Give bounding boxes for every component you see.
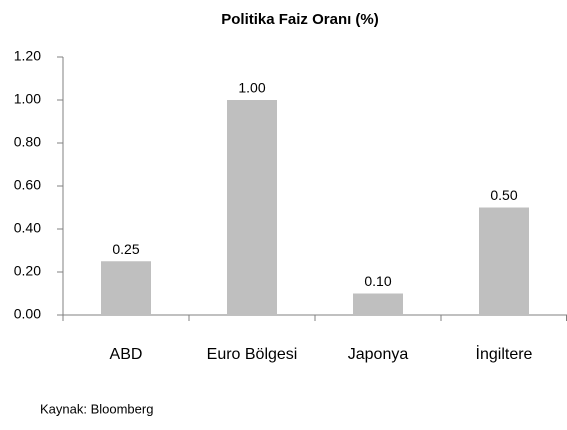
value-label: 0.25 [112,241,139,257]
value-label: 0.50 [490,187,517,203]
source-note: Kaynak: Bloomberg [40,401,153,416]
bar [101,261,151,315]
x-tick-label: ABD [110,346,143,363]
y-tick-label: 0.00 [14,306,41,322]
y-tick-label: 1.20 [14,48,41,64]
x-tick-label: İngiltere [476,344,533,363]
y-tick-label: 0.80 [14,134,41,150]
y-tick-label: 0.60 [14,177,41,193]
y-tick-label: 0.40 [14,220,41,236]
y-tick-label: 0.20 [14,263,41,279]
bar [353,293,403,315]
x-tick-label: Japonya [348,346,409,363]
value-label: 1.00 [238,80,265,96]
bar [227,100,277,315]
y-tick-label: 1.00 [14,91,41,107]
x-tick-label: Euro Bölgesi [207,346,298,363]
bar [479,207,529,315]
value-label: 0.10 [364,273,391,289]
chart-title: Politika Faiz Oranı (%) [221,11,379,28]
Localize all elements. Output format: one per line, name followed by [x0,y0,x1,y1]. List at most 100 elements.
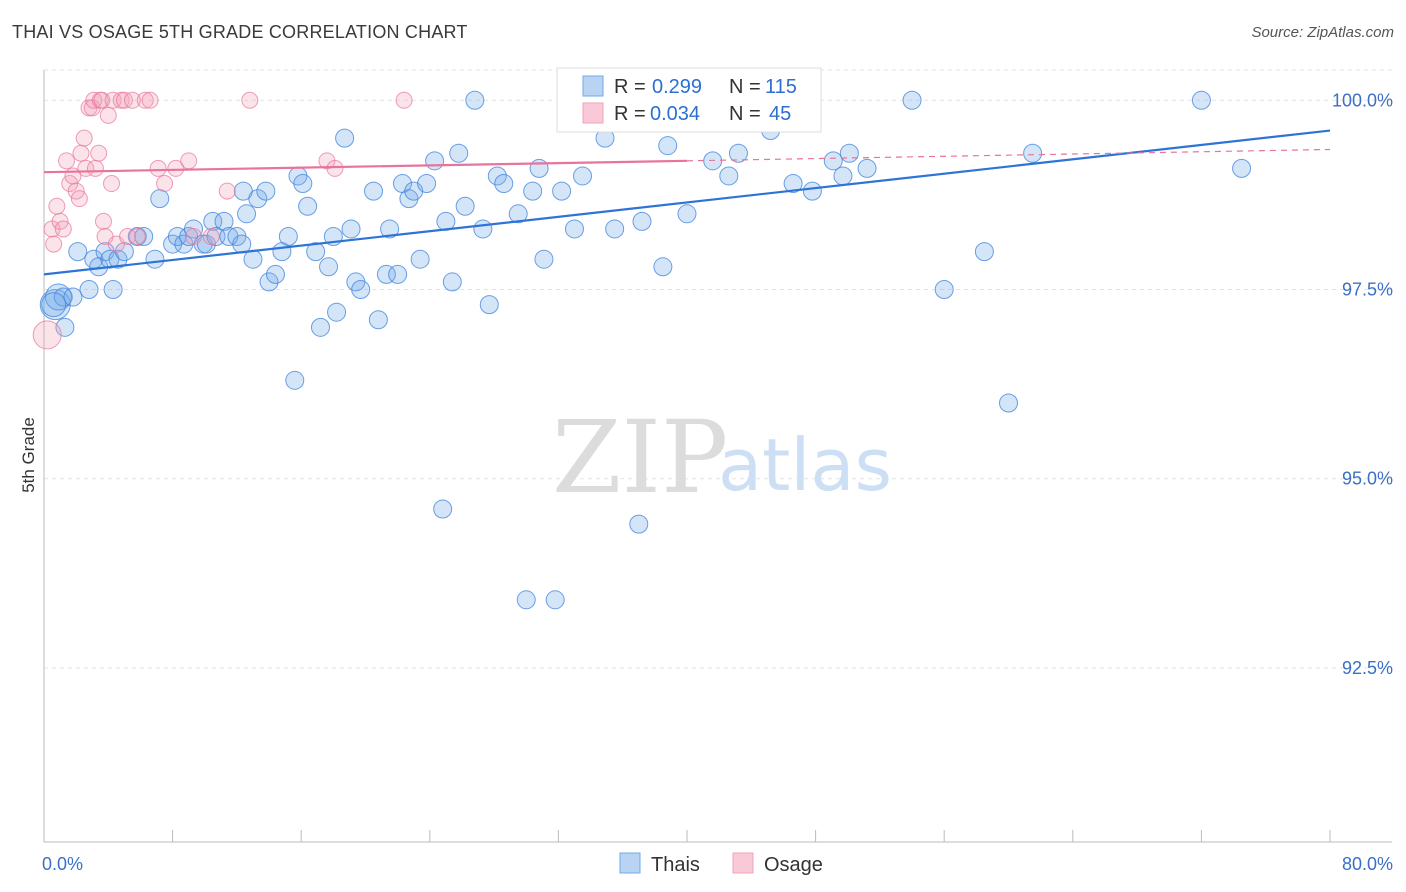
thai-point [203,211,223,231]
thai-point [1232,158,1252,178]
thai-point [327,302,347,322]
tick-labels: 100.0% 97.5% 95.0% 92.5% 0.0% 80.0% [42,90,1393,874]
thai-point [534,249,554,269]
osage-point [326,159,344,177]
trend-lines [43,129,1331,276]
thai-point [298,196,318,216]
thai-point [310,317,330,337]
chart-title: THAI VS OSAGE 5TH GRADE CORRELATION CHAR… [12,22,468,42]
thai-point [653,257,673,277]
x-tick-label: 80.0% [1342,854,1393,874]
thais-n-value: 115 [765,76,797,98]
thai-point [145,249,165,269]
legend-osage-label: Osage [764,854,823,876]
thai-point [150,189,170,209]
thai-point [449,143,469,163]
osage-swatch [582,102,604,124]
osage-r-label: R = [614,103,646,125]
y-axis-title: 5th Grade [19,417,38,493]
osage-point [156,175,174,193]
thai-point [335,128,355,148]
osage-r-value: 0.034 [650,103,700,125]
thai-point [823,151,843,171]
osage-point [218,182,236,200]
y-tick-label: 95.0% [1342,469,1393,489]
osage-point [48,197,66,215]
thai-point [285,370,305,390]
thai-point [479,295,499,315]
thai-point [487,166,507,186]
thai-point [677,204,697,224]
thais-r-label: R = [614,76,646,98]
thai-point [999,393,1018,413]
thai-point [41,292,67,318]
watermark: ZIP atlas [552,399,892,516]
osage-point [184,228,202,246]
thai-point [351,279,371,299]
thai-point [380,219,400,239]
thais-n-label: N = [729,76,761,98]
osage-trend-line [43,159,688,174]
osage-point [94,212,112,230]
thai-point [728,143,748,163]
thai-point [516,590,536,610]
thai-point [134,227,154,247]
thai-point [564,219,584,239]
osage-point [32,320,62,350]
osage-point [103,175,121,193]
thai-point [529,158,549,178]
thai-point [232,234,252,254]
thai-point [465,90,485,110]
thai-point [364,181,384,201]
thai-point [68,242,88,262]
thai-point [442,272,462,292]
legend-osage-swatch [732,852,754,874]
thai-point [802,181,822,201]
thai-point [265,264,285,284]
thai-point [214,211,234,231]
osage-point [70,190,88,208]
thai-point [368,310,388,330]
thai-point [573,166,593,186]
thai-point [243,249,263,269]
thai-point [523,181,543,201]
source-label: Source: ZipAtlas.com [1251,24,1394,41]
thai-point [167,227,187,247]
thai-point [719,166,739,186]
thai-point [341,219,361,239]
thai-point [1023,143,1043,163]
watermark-atlas: atlas [718,423,892,507]
osage-point [136,91,154,109]
osage-point [54,220,72,238]
osage-point [58,152,76,170]
thai-trend-line [43,129,1331,276]
thai-point [410,249,430,269]
thai-point [455,196,475,216]
thai-point [1191,90,1211,110]
osage-point [119,228,137,246]
thais-r-value: 0.299 [652,76,702,98]
stats-legend: R = 0.299 N = 115 R = 0.034 N = 45 [556,67,822,133]
osage-n-label: N = [729,103,761,125]
osage-point [90,144,108,162]
osage-point [128,228,146,246]
thai-point [306,242,326,262]
thai-point [256,181,276,201]
osage-point [202,228,220,246]
thai-point [127,227,147,247]
thai-point [319,257,339,277]
thai-point [857,158,877,178]
osage-point [123,91,141,109]
thai-point [552,181,572,201]
osage-point [99,106,117,124]
osage-point [75,129,93,147]
thai-point [44,283,72,311]
osage-point [395,91,413,109]
y-tick-label: 100.0% [1332,90,1393,110]
legend-thais-swatch [619,852,641,874]
osage-point [86,159,104,177]
osage-point [180,152,198,170]
osage-point [141,91,159,109]
osage-n-value: 45 [769,103,791,125]
thai-point [293,174,313,194]
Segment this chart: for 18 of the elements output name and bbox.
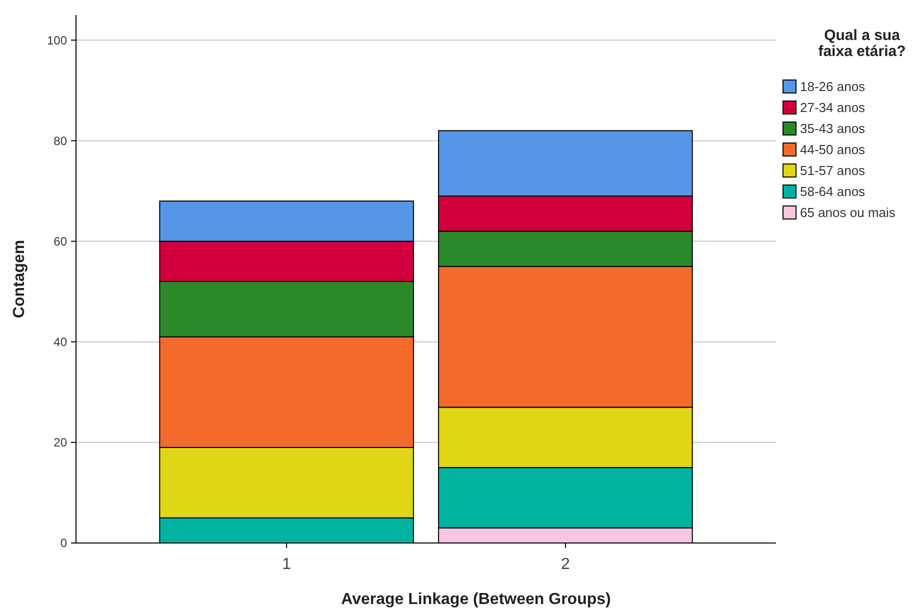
legend-label: 58-64 anos <box>800 184 866 199</box>
legend-title: Qual a sua faixa etária? <box>818 27 906 60</box>
legend-label: 44-50 anos <box>800 142 866 157</box>
y-tick-label: 60 <box>54 234 68 248</box>
y-tick-label: 20 <box>54 436 68 450</box>
x-tick-label: 2 <box>560 556 570 573</box>
x-tick-label: 1 <box>282 556 292 573</box>
legend-label: 65 anos ou mais <box>800 205 896 220</box>
legend-label: 35-43 anos <box>800 121 866 136</box>
legend-label: 51-57 anos <box>800 163 866 178</box>
y-axis-title: Contagem <box>11 240 28 318</box>
y-tick-label: 40 <box>54 335 68 350</box>
x-axis-title: Average Linkage (Between Groups) <box>341 591 611 608</box>
y-tick-label: 0 <box>60 536 68 550</box>
y-tick-label: 80 <box>54 134 68 148</box>
y-tick-label: 100 <box>46 33 68 48</box>
legend-label: 27-34 anos <box>800 100 866 115</box>
legend-label: 18-26 anos <box>800 79 866 94</box>
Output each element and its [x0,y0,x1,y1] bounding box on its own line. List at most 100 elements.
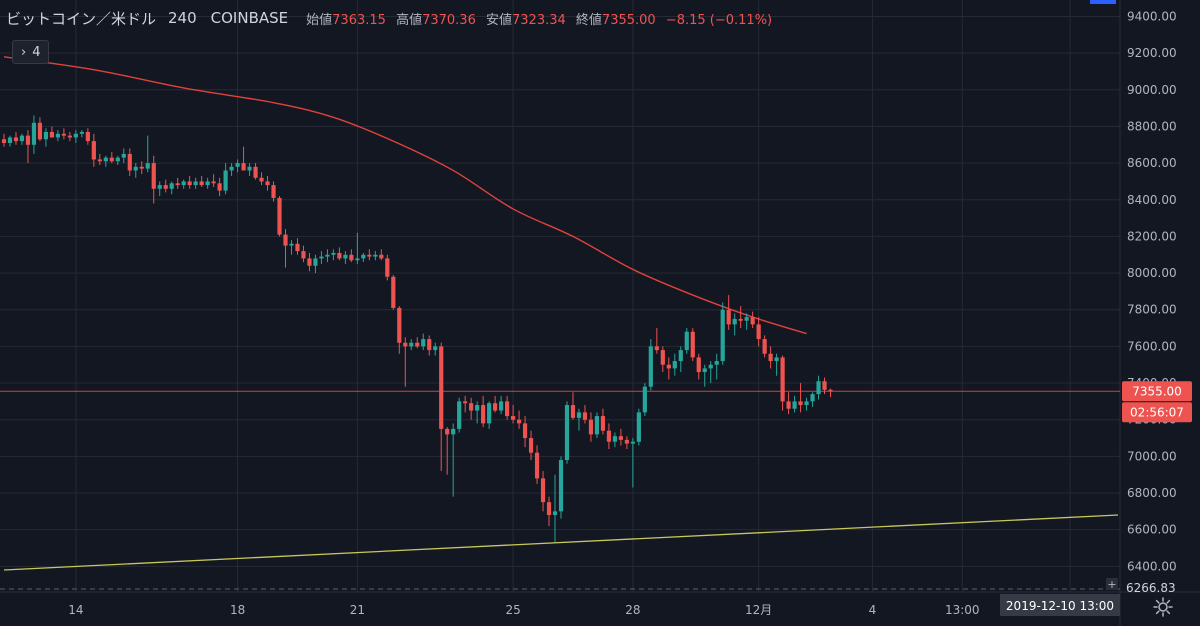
candle-down [756,324,761,340]
last-price-tag-bg [1122,381,1192,402]
y-tick-label: 6800.00 [1127,486,1177,500]
candle-down [546,502,552,516]
candle-down [510,416,516,420]
candle-down [570,405,576,418]
candle-down [175,183,180,186]
candle-down [798,401,803,406]
candle-up [576,412,582,418]
candle-up [708,364,713,369]
date-tag: 2019-12-10 13:00 [1006,599,1114,613]
chevron-right-icon: › [21,44,27,60]
candle-up [229,166,234,171]
moving-average-line [3,56,807,335]
candle-up [810,394,815,402]
candle-up [714,361,719,365]
change-value: −8.15 (−0.11%) [665,12,773,28]
candle-up [121,153,126,158]
candle-up [31,122,37,145]
candle-up [169,183,174,189]
candle-up [564,405,570,461]
candle-down [600,416,606,431]
candle-down [301,251,306,259]
candle-up [732,318,737,325]
y-tick-label: 8600.00 [1127,156,1177,170]
candle-up [457,401,462,429]
candle-down [666,364,671,369]
candle-up [103,157,108,162]
candle-down [385,258,390,277]
candle-down [163,185,168,189]
open-value: 7363.15 [332,12,386,28]
candle-down [516,419,522,424]
candle-down [624,439,629,444]
candle-up [43,131,49,140]
candle-down [768,353,773,362]
axis-scale-icon: + [1107,578,1116,591]
gear-icon[interactable] [1152,596,1174,618]
close-value: 7355.00 [601,12,656,28]
candle-down [427,339,432,351]
candle-up [720,309,725,362]
candle-down [91,141,96,160]
candle-down [391,276,396,308]
candle-down [151,163,156,189]
candle-up [133,166,138,171]
candle-down [277,197,282,235]
y-tick-label: 7000.00 [1127,449,1177,463]
candle-down [582,412,588,420]
candle-up [325,254,330,257]
candle-up [409,342,414,347]
indicator-toggle-button[interactable]: › 4 [12,40,50,64]
candle-down [61,133,66,136]
candle-down [337,252,342,259]
candle-down [660,350,665,365]
candle-down [618,436,623,440]
open-label: 始値 [306,12,333,28]
last-price-tag: 7355.00 [1132,384,1182,398]
y-tick-label: 8200.00 [1127,229,1177,243]
candle-down [187,181,192,186]
candle-up [361,254,366,259]
candle-down [481,405,486,424]
candle-down [271,185,276,198]
candle-down [1,139,7,143]
candle-down [49,131,55,138]
candle-down [505,401,510,417]
interval-label[interactable]: 240 [168,9,197,27]
accent-marker [1090,0,1116,4]
candle-up [247,166,252,171]
candle-up [7,137,13,143]
candle-down [97,159,102,162]
candle-down [211,181,216,184]
candle-up [475,405,480,411]
candle-down [439,346,444,429]
candle-down [259,177,264,182]
high-label: 高値 [396,12,423,28]
y-tick-label: 6600.00 [1127,523,1177,537]
candle-up [181,181,186,186]
symbol-name[interactable]: ビットコイン／米ドル [6,9,157,28]
y-tick-label: 8000.00 [1127,266,1177,280]
candle-up [223,170,228,191]
candle-up [355,258,360,261]
high-value: 7370.36 [422,12,476,28]
candle-up [792,401,797,409]
y-tick-label: 9400.00 [1127,9,1177,23]
candle-down [13,137,19,142]
y-tick-label: 8400.00 [1127,193,1177,207]
candle-down [241,163,246,171]
countdown-tag-bg [1122,402,1192,423]
candle-up [648,346,653,387]
y-tick-label: 7800.00 [1127,303,1177,317]
candle-up [672,361,677,369]
candle-up [421,339,426,347]
x-tick-label: 14 [68,603,83,617]
candle-down [127,153,132,171]
x-tick-label: 18 [230,603,245,617]
candle-down [67,135,72,138]
candle-up [744,317,749,321]
candle-down [463,401,468,404]
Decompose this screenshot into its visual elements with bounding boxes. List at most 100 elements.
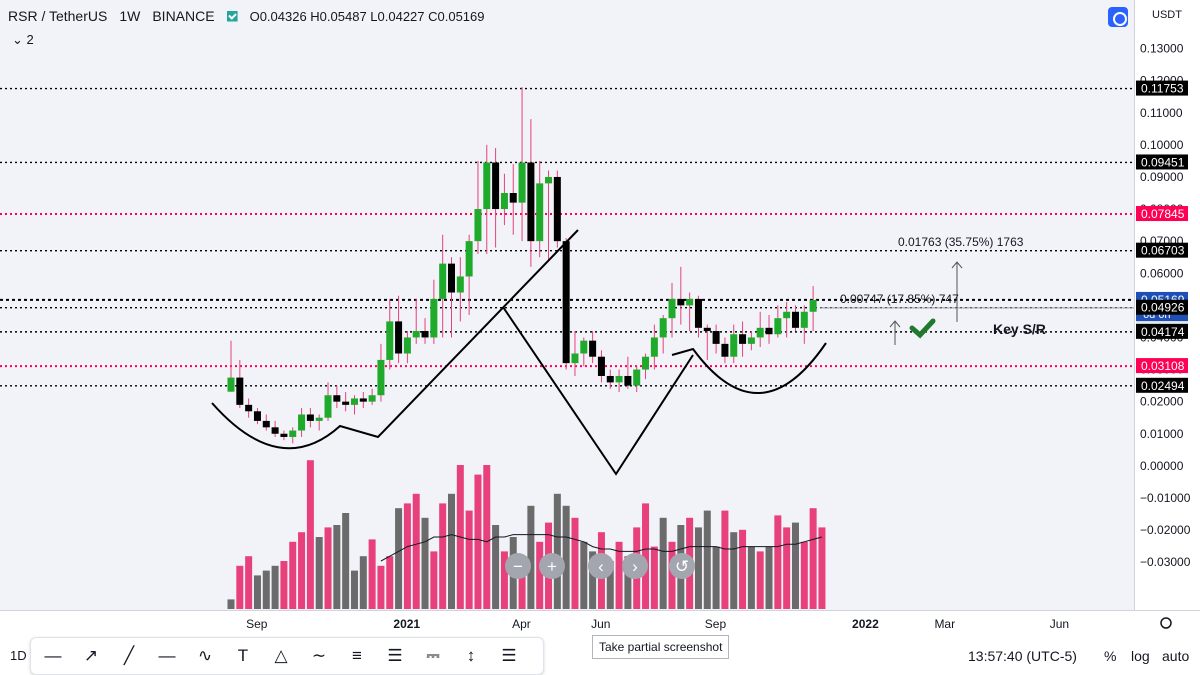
- volume-bar: [756, 551, 764, 609]
- price-tag-label: 0.11753: [1141, 82, 1184, 96]
- x-tick-label: 2022: [852, 617, 879, 631]
- candle-body: [377, 359, 385, 396]
- candle-body: [527, 162, 535, 242]
- auto-scale-icon[interactable]: [1108, 7, 1128, 27]
- zoom-out-icon[interactable]: −: [505, 553, 531, 579]
- volume-bar: [518, 556, 526, 609]
- candle-body: [562, 241, 570, 364]
- candle-body: [306, 414, 314, 421]
- volume-bar: [368, 539, 376, 609]
- zoom-in-icon[interactable]: +: [539, 553, 565, 579]
- brush-icon[interactable]: ⎓: [426, 646, 440, 665]
- volume-bar: [562, 505, 570, 609]
- price-tag: [1136, 299, 1188, 315]
- volume-bar: [306, 460, 314, 609]
- volume-bar: [465, 510, 473, 609]
- price-tag-label: 0.07845: [1141, 207, 1185, 221]
- volume-bar: [809, 508, 817, 609]
- ray-tool-icon[interactable]: ↗: [83, 646, 99, 665]
- price-tag: [1136, 358, 1188, 374]
- line-tool-icon[interactable]: —: [44, 646, 62, 665]
- price-tag-label: 0.04926: [1141, 301, 1185, 315]
- volume-bar: [527, 505, 535, 609]
- candle-body: [642, 356, 650, 370]
- path-icon[interactable]: ∿: [197, 646, 213, 665]
- candle-body: [800, 311, 808, 328]
- y-tick-label: 0.11000: [1140, 106, 1183, 120]
- horizontal-line-icon[interactable]: ―: [158, 646, 176, 665]
- candle-body: [712, 331, 720, 344]
- volume-bar: [280, 561, 288, 609]
- candle-body: [783, 311, 791, 319]
- measure-icon[interactable]: ↕: [466, 646, 476, 665]
- volume-bar: [818, 527, 826, 609]
- price-tag: [1136, 242, 1188, 258]
- y-tick-label: −0.02000: [1140, 523, 1191, 537]
- candle-body: [730, 334, 738, 357]
- symbol-name[interactable]: RSR / TetherUS: [8, 8, 108, 24]
- volume-bar: [615, 541, 623, 609]
- triangle-icon[interactable]: △: [274, 646, 288, 665]
- percent-scale-button[interactable]: %: [1104, 648, 1117, 664]
- auto-scale-button[interactable]: auto: [1162, 648, 1190, 664]
- fib-icon[interactable]: ≡: [352, 646, 362, 665]
- y-tick-label: −0.03000: [1140, 555, 1191, 569]
- volume-bar: [739, 529, 747, 609]
- candle-body: [553, 176, 561, 242]
- drawing-toolbar: — ↗ ╱ ― ∿ T △ ∼ ≡ ☰ ⎓ ↕ ☰: [30, 637, 544, 675]
- candle-body: [756, 327, 764, 338]
- curve-icon[interactable]: ∼: [311, 646, 327, 665]
- candle-body: [324, 395, 332, 418]
- volume-bar: [721, 510, 729, 609]
- indicator-count: 2: [26, 32, 34, 47]
- legend-timeframe[interactable]: 1W: [119, 8, 141, 24]
- volume-bar: [492, 525, 500, 609]
- check-icon: [909, 318, 936, 339]
- timeframe-label[interactable]: 1D: [10, 648, 27, 663]
- reset-chart-icon[interactable]: ↺: [669, 553, 695, 579]
- candle-body: [492, 162, 500, 210]
- volume-bar: [448, 493, 455, 609]
- log-scale-button[interactable]: log: [1131, 648, 1150, 664]
- candle-body: [245, 404, 253, 412]
- candle-body: [633, 369, 641, 386]
- y-tick-label: 0.02000: [1140, 395, 1184, 409]
- candle-body: [545, 176, 553, 184]
- text-icon[interactable]: T: [237, 646, 249, 665]
- candle-body: [439, 263, 447, 299]
- fib-channel-icon[interactable]: ☰: [387, 646, 403, 665]
- x-tick-label: 2021: [393, 617, 420, 631]
- y-tick-label: 0.13000: [1140, 42, 1184, 56]
- long-position-icon[interactable]: ☰: [501, 646, 517, 665]
- candle-body: [448, 263, 455, 293]
- candle-body: [765, 327, 773, 335]
- candle-body: [650, 337, 658, 357]
- gear-icon: [1160, 617, 1172, 629]
- volume-bar: [694, 527, 702, 609]
- time-axis[interactable]: [0, 610, 1200, 637]
- candle-body: [271, 427, 279, 434]
- clock[interactable]: 13:57:40 (UTC-5): [968, 648, 1077, 664]
- candle-body: [483, 162, 491, 210]
- volume-bar: [668, 541, 676, 609]
- volume-bar: [703, 510, 711, 609]
- scroll-right-icon[interactable]: ›: [622, 553, 648, 579]
- volume-bar: [245, 556, 253, 609]
- price-axis[interactable]: [1134, 0, 1200, 610]
- candle-body: [571, 353, 579, 364]
- volume-bar: [800, 541, 808, 609]
- measure-long-label: 0.01763 (35.75%) 1763: [898, 235, 1024, 249]
- candle-body: [298, 414, 306, 431]
- indicators-collapse[interactable]: ⌄ 2: [12, 32, 34, 48]
- volume-bar: [483, 465, 491, 609]
- volume-bar: [606, 561, 614, 609]
- candle-body: [227, 377, 235, 392]
- volume-bar: [315, 537, 323, 609]
- volume-bar: [774, 515, 782, 609]
- candle-body: [580, 340, 588, 354]
- screenshot-tooltip: Take partial screenshot: [592, 635, 730, 659]
- trend-line-icon[interactable]: ╱: [123, 646, 135, 665]
- volume-bar: [589, 551, 597, 609]
- scroll-left-icon[interactable]: ‹: [588, 553, 614, 579]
==================================================
The problem: Copy out everything from the start of the entries down to the line that contains "Localize all elements.", both lines included, and leave the pictures out.

Solved problem:
Give bounding boxes for every component you see.
value-label: 0.25 [112,241,139,257]
value-label: 0.50 [490,187,517,203]
source-note: Kaynak: Bloomberg [40,401,153,416]
bar [101,261,151,315]
x-tick-label: ABD [110,346,143,363]
y-tick-label: 0.00 [14,306,41,322]
y-tick-label: 1.20 [14,48,41,64]
x-tick-label: İngiltere [476,344,533,363]
y-tick-label: 0.80 [14,134,41,150]
y-tick-label: 0.60 [14,177,41,193]
y-tick-label: 0.40 [14,220,41,236]
y-tick-label: 0.20 [14,263,41,279]
bar [353,293,403,315]
x-tick-label: Japonya [348,346,409,363]
value-label: 1.00 [238,80,265,96]
bar [227,100,277,315]
y-tick-label: 1.00 [14,91,41,107]
x-tick-label: Euro Bölgesi [207,346,298,363]
bar [479,207,529,315]
value-label: 0.10 [364,273,391,289]
chart-title: Politika Faiz Oranı (%) [221,11,379,28]
Localize all elements. Output format: one per line, name followed by [x0,y0,x1,y1]. List at most 100 elements.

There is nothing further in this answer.